Report all lines from the entries below in which "para" appears.
### DATA SHOWN ###
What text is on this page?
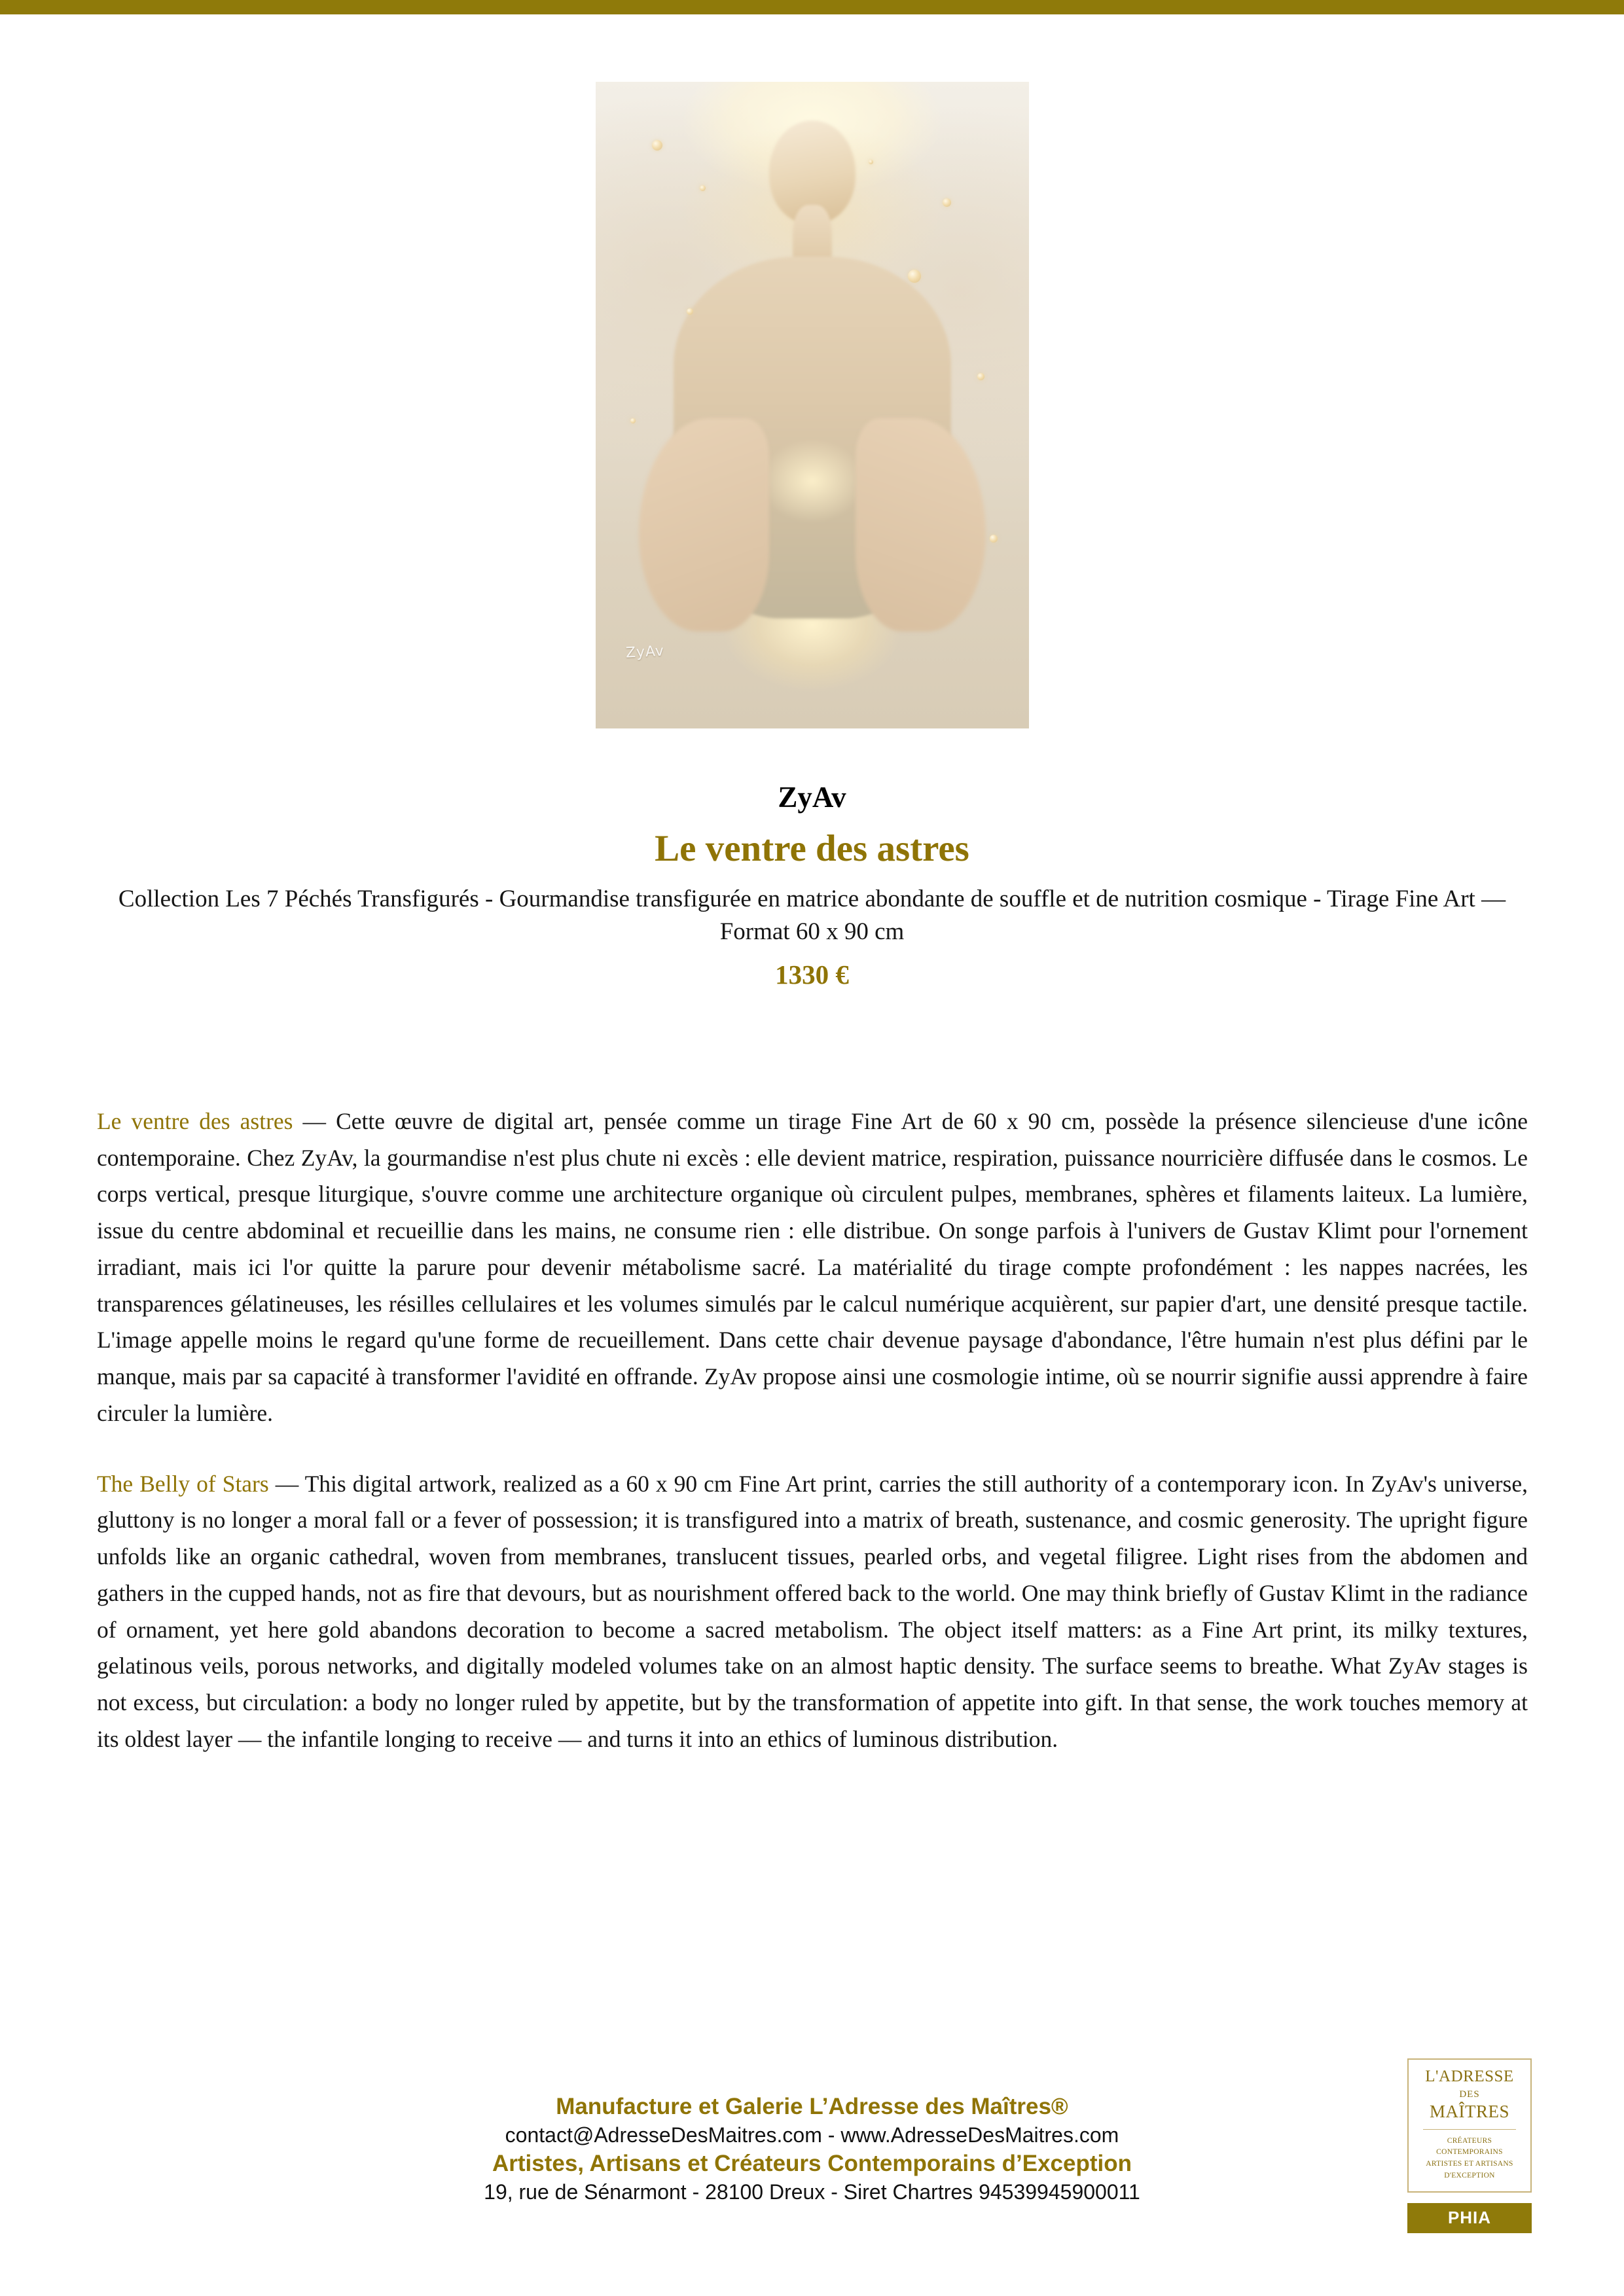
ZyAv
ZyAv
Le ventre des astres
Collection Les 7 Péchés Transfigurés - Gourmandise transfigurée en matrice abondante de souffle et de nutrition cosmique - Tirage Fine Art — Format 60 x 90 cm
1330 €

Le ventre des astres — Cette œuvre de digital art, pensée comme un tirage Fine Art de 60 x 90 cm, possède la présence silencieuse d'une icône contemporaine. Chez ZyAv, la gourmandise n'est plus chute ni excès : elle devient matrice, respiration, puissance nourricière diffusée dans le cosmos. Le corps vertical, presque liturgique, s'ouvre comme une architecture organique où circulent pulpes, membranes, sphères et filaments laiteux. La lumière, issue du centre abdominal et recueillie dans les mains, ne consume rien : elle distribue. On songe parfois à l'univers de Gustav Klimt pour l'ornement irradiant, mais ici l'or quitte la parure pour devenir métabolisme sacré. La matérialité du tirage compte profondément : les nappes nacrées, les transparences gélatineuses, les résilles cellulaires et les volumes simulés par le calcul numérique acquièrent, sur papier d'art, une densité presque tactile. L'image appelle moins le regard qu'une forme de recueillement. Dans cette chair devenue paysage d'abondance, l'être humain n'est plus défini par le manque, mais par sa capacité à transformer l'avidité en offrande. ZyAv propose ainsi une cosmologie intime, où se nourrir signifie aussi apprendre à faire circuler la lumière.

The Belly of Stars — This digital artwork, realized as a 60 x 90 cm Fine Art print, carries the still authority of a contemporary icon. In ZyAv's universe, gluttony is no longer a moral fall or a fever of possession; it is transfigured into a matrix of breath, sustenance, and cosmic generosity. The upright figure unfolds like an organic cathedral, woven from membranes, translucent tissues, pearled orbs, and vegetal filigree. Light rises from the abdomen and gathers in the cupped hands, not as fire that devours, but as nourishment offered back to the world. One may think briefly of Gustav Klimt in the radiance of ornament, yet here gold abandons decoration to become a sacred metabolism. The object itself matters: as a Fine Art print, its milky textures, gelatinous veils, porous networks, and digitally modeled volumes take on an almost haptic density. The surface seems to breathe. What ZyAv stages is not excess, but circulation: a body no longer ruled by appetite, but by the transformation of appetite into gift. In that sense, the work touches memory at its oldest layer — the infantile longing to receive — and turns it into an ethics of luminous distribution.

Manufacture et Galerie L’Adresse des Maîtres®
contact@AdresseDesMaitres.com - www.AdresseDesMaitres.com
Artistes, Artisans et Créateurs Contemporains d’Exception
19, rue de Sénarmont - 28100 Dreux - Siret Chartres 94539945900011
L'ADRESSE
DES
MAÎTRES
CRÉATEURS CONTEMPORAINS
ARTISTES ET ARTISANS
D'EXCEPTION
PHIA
###
### DATA SHOWN ###
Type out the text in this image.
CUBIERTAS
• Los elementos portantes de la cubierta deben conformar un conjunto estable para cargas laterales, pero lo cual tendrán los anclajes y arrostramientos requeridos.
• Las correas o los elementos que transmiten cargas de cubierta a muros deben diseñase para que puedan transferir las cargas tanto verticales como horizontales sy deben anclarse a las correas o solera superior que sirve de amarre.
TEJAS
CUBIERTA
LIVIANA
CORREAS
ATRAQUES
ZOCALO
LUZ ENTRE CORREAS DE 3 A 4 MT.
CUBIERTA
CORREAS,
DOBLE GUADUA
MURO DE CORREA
###
FULL SOLUTION:
• Los elementos portantes de la cubierta deben conformar un conjunto estable para cargas laterales, pero lo cual tendrán los anclajes y arrostramientos requeridos.
• Las correas o los elementos que transmiten cargas de cubierta a muros deben diseñase para que puedan transferir las cargas tanto verticales como horizontales sy deben anclarse a las correas o solera superior que sirve de amarre.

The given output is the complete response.